PROBLEM DETAILS:
Check each line of the records for "herbu"; collect those that have it.

RECORD SET:
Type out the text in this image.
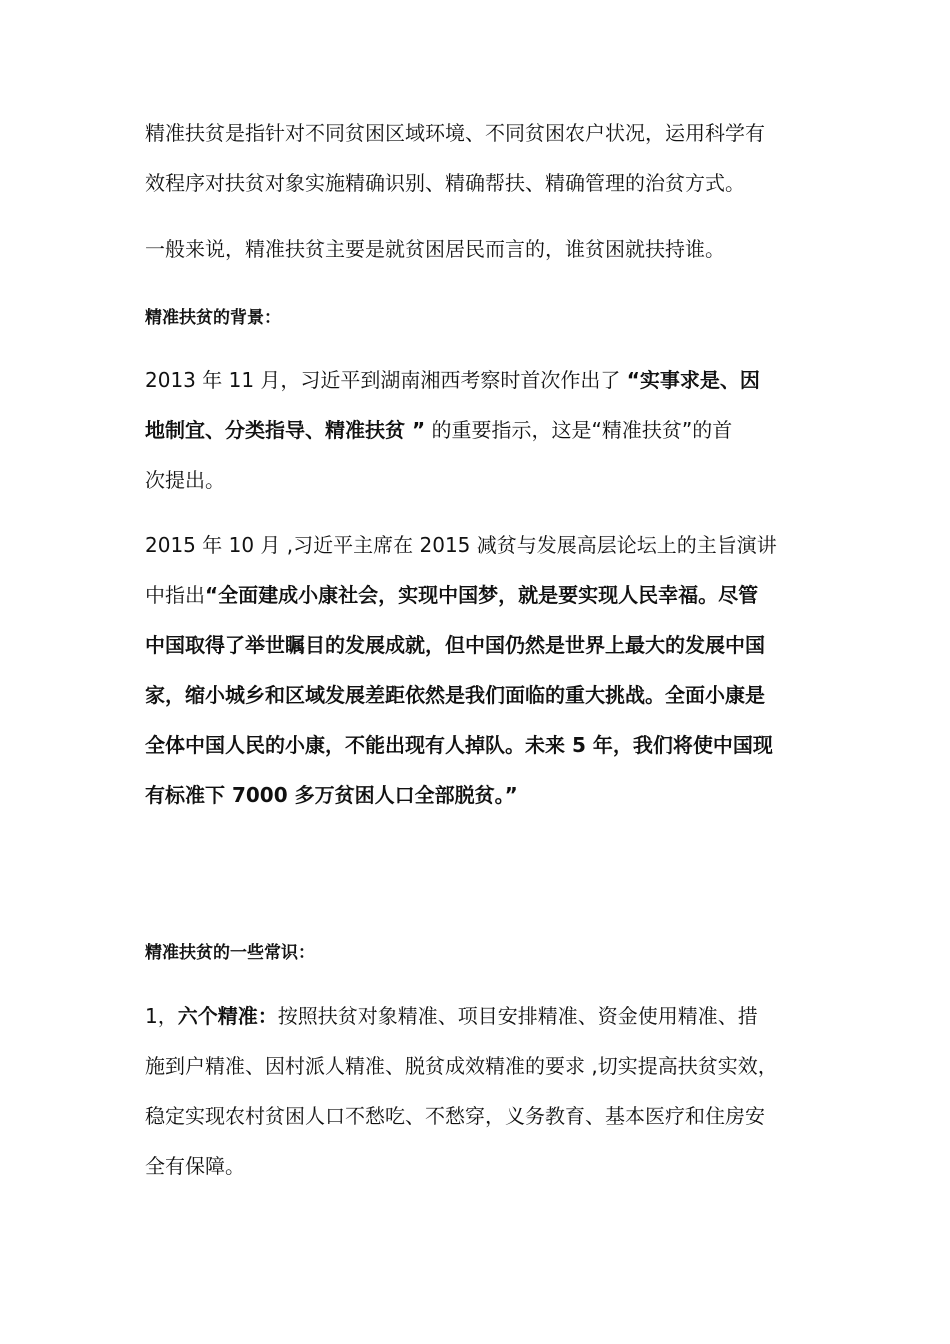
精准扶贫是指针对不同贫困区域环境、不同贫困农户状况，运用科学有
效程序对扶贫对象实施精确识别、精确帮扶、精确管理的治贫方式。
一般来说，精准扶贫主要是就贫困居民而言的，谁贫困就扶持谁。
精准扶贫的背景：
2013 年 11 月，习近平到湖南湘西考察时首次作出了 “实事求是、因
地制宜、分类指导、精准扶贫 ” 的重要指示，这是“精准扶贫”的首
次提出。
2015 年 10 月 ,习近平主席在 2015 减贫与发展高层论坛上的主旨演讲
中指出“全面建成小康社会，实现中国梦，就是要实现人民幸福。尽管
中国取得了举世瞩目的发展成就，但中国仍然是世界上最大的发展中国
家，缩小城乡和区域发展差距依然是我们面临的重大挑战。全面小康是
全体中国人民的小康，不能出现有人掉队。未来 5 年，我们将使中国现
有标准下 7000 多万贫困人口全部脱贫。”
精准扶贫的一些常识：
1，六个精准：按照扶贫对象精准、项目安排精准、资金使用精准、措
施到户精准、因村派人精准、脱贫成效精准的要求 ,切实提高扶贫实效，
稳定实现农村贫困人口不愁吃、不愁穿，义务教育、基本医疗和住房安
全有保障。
--
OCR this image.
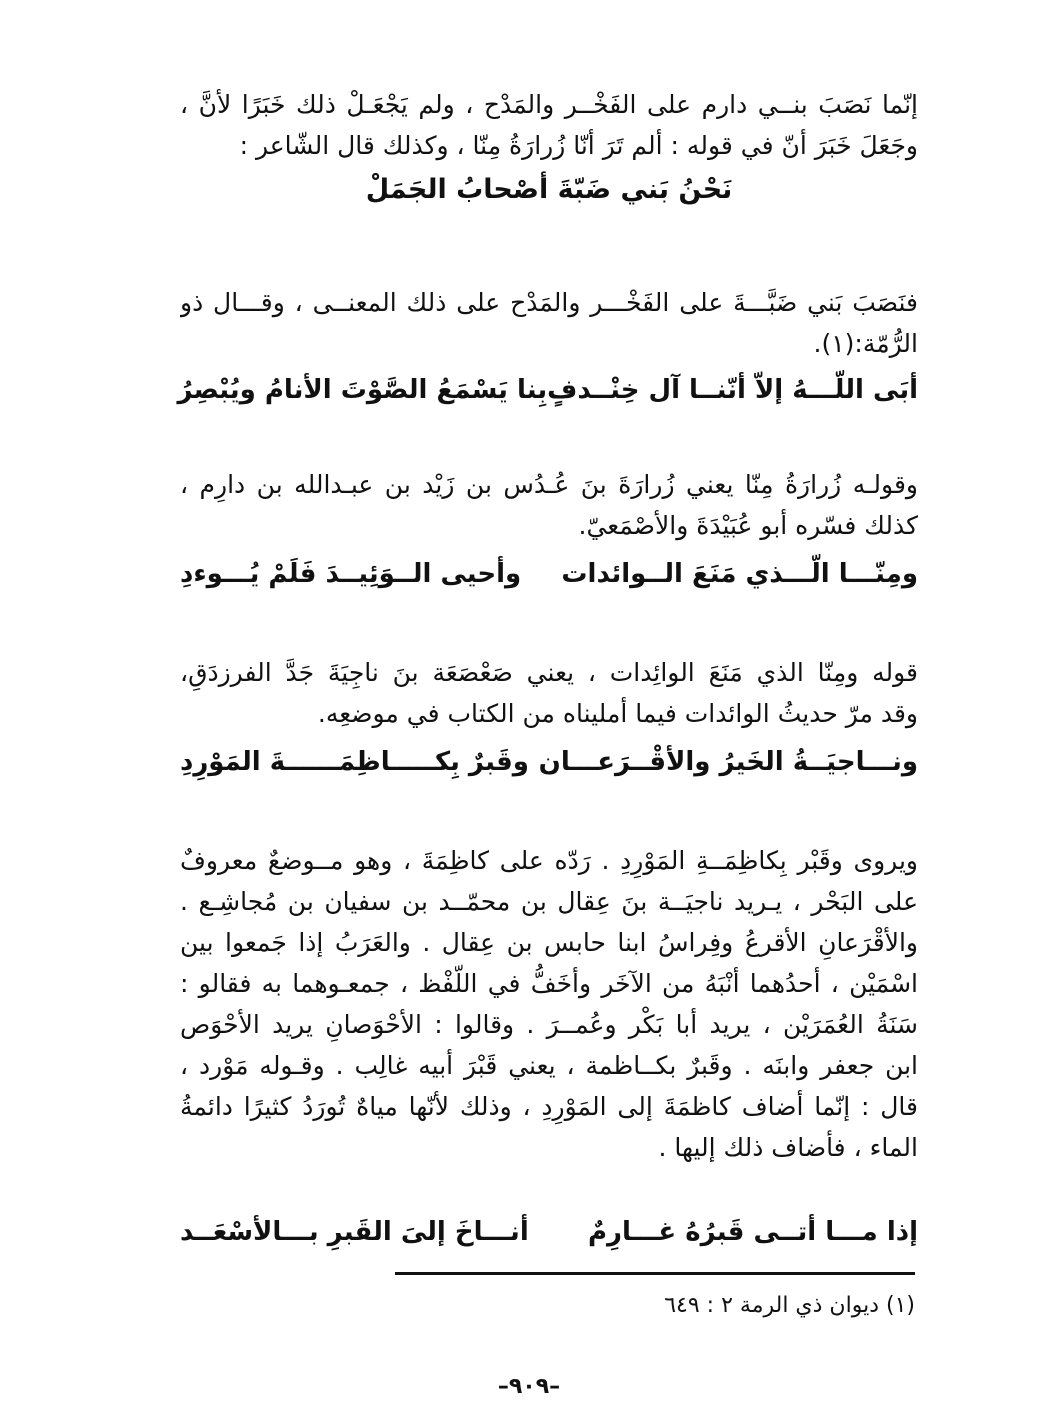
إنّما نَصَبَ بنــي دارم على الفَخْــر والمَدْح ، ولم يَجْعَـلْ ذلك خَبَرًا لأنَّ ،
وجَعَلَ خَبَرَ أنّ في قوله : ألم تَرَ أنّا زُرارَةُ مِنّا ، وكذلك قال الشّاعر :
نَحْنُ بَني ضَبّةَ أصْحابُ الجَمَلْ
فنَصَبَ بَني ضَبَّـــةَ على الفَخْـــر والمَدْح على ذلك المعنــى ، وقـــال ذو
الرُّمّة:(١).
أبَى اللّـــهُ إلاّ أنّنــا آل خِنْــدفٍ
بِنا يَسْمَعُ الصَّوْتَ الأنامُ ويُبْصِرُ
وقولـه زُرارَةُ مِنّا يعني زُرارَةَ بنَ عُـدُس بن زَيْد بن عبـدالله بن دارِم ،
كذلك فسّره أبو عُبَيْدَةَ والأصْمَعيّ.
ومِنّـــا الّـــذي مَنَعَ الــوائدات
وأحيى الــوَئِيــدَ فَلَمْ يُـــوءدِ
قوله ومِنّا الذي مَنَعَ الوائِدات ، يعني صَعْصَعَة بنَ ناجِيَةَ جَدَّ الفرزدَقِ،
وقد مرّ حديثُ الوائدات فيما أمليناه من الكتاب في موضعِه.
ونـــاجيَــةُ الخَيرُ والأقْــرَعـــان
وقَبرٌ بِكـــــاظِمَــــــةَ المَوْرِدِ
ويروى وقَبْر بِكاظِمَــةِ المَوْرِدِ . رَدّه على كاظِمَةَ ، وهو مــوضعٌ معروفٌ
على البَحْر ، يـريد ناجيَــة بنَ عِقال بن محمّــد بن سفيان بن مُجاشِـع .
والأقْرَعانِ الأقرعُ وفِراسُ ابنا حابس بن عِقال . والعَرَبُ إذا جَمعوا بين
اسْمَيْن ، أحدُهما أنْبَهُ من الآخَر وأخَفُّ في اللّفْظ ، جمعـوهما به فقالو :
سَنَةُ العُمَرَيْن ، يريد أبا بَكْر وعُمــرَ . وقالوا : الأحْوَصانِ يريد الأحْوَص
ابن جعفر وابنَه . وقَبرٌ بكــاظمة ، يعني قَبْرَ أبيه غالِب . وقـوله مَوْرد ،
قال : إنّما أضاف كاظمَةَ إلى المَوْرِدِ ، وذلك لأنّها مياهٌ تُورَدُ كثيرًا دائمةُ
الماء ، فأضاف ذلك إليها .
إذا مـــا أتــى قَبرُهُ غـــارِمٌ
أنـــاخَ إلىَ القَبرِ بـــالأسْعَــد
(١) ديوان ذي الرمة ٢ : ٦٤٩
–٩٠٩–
* * *
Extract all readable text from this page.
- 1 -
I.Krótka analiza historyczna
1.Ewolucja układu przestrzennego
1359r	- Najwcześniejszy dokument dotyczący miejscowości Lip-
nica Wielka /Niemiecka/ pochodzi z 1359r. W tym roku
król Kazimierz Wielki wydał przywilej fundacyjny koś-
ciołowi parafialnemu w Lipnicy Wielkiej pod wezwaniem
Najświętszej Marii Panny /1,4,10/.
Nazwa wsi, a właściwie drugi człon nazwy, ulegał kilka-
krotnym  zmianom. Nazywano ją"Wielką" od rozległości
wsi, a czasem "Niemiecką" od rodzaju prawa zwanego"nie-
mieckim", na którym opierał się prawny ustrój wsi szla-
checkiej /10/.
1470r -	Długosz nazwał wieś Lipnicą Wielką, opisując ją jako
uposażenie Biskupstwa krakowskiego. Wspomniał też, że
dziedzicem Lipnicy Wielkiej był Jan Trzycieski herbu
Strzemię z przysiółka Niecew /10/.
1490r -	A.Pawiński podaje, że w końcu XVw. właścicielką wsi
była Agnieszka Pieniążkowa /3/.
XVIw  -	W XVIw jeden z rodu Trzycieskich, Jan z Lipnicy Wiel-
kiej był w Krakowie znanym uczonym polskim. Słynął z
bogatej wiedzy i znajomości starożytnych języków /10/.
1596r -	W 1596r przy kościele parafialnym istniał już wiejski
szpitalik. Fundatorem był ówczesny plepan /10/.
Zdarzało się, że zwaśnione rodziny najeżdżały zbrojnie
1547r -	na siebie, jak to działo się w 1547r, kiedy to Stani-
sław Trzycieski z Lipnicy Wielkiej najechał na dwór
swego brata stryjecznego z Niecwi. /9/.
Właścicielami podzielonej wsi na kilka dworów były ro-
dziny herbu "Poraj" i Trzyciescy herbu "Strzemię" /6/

TASK RESPONSE:
dziedzicem Lipnicy Wielkiej był Jan Trzycieski herbu
dziny herbu "Poraj" i Trzyciescy herbu "Strzemię" /6/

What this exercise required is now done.